Required task: Reproduce all lines of the listing below in which the word "this" occurs.

Data provided:
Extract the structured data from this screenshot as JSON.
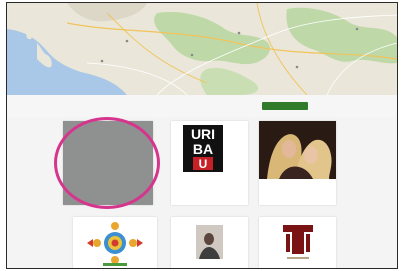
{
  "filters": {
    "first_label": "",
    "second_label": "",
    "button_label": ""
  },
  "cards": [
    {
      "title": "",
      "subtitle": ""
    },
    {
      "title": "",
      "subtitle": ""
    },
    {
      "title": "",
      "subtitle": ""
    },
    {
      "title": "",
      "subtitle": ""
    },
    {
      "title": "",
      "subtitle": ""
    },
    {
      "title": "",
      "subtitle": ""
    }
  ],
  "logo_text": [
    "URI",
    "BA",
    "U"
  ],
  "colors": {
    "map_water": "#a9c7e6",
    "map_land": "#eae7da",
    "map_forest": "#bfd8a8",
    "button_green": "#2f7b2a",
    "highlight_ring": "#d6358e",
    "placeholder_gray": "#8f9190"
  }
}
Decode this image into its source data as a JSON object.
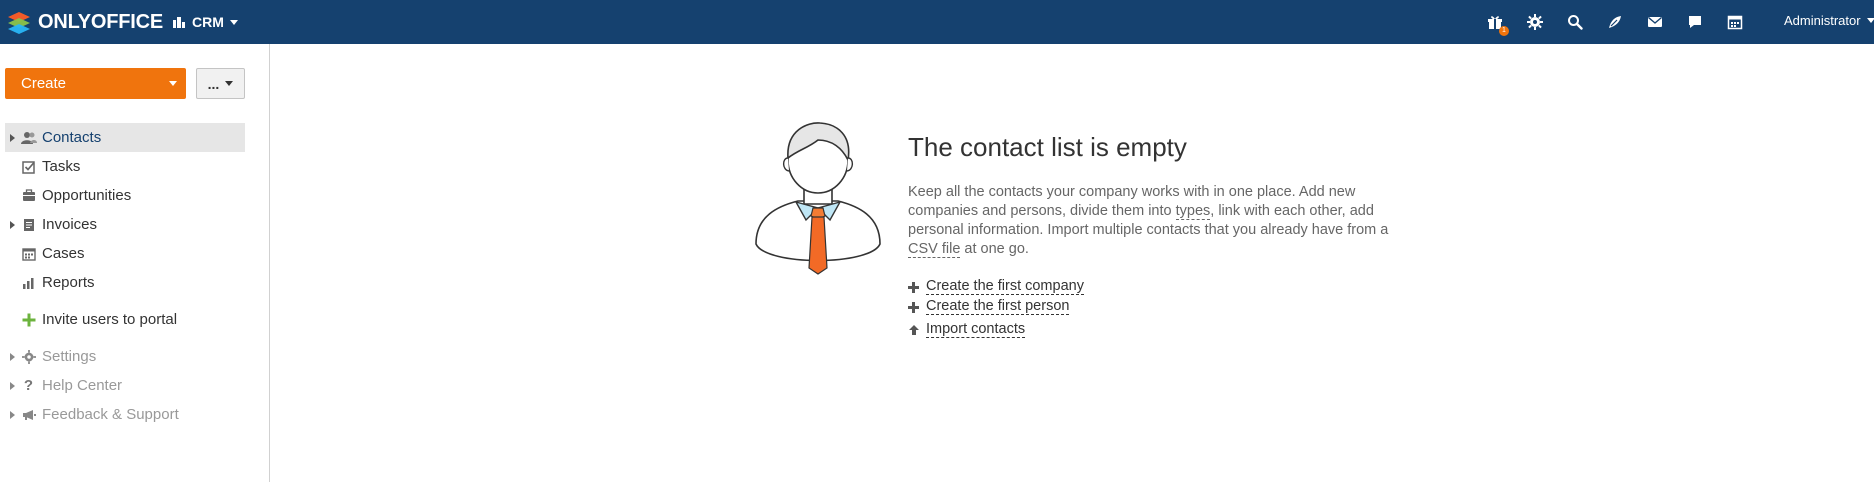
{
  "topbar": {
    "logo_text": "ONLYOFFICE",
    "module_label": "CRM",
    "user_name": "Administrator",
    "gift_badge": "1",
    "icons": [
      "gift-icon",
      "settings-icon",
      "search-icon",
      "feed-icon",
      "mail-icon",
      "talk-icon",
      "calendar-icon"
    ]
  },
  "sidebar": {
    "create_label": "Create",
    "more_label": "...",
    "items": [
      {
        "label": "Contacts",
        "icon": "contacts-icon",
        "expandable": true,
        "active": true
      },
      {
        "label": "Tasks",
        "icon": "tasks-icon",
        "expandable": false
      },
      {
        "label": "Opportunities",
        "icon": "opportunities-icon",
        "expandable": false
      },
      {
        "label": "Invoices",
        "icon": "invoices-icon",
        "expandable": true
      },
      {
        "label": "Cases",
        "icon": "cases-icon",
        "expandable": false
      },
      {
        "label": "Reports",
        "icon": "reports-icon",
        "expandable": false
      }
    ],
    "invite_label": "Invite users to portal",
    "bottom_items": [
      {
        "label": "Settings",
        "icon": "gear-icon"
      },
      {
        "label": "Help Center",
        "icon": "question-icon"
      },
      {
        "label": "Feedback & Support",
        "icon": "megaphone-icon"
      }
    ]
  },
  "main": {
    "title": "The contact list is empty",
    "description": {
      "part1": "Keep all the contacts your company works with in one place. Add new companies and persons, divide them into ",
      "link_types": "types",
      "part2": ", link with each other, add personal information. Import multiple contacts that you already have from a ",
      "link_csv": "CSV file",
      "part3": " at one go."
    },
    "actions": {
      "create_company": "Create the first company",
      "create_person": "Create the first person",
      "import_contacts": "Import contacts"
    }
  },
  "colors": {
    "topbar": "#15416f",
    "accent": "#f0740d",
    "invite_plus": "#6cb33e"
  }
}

==

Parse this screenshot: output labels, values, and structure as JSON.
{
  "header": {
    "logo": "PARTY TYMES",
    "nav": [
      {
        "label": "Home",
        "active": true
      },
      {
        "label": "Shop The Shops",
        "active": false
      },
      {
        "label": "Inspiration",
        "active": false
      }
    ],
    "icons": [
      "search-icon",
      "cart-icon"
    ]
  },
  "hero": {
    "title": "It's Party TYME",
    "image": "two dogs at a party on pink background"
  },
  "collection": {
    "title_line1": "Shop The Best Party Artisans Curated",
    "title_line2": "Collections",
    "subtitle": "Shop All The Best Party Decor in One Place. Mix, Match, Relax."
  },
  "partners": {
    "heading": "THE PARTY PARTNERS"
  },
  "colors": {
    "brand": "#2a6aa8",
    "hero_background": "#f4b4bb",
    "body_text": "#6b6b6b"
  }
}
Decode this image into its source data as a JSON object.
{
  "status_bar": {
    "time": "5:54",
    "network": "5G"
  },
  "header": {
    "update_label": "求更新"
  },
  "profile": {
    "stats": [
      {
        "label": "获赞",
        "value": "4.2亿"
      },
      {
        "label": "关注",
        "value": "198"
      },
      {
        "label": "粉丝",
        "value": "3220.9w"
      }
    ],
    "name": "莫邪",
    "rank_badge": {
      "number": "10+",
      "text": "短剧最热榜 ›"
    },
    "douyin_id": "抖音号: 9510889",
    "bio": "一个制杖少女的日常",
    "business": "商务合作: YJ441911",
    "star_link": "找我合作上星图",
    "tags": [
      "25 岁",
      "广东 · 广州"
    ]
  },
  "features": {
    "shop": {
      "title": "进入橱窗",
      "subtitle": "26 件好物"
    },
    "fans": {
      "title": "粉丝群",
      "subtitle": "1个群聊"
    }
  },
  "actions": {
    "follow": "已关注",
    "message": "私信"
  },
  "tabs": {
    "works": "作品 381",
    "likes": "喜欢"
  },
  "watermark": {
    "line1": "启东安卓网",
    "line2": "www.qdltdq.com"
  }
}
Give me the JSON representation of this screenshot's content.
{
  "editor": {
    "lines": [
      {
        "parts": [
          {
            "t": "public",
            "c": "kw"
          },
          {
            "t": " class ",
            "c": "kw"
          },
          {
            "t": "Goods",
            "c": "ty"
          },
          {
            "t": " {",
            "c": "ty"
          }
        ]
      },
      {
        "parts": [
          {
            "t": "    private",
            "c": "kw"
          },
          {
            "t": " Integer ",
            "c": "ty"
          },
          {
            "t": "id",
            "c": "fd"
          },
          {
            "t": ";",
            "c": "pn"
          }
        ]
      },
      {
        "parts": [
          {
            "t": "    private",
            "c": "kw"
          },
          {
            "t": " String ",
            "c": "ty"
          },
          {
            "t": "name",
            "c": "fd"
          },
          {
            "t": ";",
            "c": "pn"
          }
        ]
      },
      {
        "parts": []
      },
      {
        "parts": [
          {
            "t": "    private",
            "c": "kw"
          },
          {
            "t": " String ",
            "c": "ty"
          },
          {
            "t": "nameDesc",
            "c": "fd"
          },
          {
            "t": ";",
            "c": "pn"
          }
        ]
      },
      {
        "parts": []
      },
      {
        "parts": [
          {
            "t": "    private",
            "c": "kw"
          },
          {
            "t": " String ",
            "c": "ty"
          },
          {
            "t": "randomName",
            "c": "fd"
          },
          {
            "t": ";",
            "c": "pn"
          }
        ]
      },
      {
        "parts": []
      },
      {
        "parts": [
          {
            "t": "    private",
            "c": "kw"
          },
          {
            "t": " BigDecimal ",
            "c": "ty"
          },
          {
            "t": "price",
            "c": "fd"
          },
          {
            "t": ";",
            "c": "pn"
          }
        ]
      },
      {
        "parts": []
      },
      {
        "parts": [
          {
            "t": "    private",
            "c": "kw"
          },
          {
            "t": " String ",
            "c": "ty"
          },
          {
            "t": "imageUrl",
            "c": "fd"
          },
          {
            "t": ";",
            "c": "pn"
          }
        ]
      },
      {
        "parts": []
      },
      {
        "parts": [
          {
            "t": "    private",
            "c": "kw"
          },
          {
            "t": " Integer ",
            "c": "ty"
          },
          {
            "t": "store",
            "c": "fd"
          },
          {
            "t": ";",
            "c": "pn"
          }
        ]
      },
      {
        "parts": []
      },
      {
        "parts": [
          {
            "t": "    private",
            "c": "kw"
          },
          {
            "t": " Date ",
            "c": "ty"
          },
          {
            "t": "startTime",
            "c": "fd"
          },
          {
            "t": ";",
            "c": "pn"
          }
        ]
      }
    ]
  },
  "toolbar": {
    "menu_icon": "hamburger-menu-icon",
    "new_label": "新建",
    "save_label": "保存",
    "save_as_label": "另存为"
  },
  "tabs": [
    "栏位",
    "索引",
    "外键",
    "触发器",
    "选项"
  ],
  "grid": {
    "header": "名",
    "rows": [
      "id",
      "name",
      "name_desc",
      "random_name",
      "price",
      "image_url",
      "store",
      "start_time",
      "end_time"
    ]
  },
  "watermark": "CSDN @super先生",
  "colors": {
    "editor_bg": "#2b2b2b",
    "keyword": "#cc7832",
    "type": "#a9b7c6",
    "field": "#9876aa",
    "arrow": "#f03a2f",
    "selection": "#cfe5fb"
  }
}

Exercise answer:
Extract the structured data from this screenshot as JSON.
Decode this image into its source data as a JSON object.
Parse this screenshot: output labels, values, and structure as JSON.
Decode this image into its source data as a JSON object.
Give me the JSON representation of this screenshot's content.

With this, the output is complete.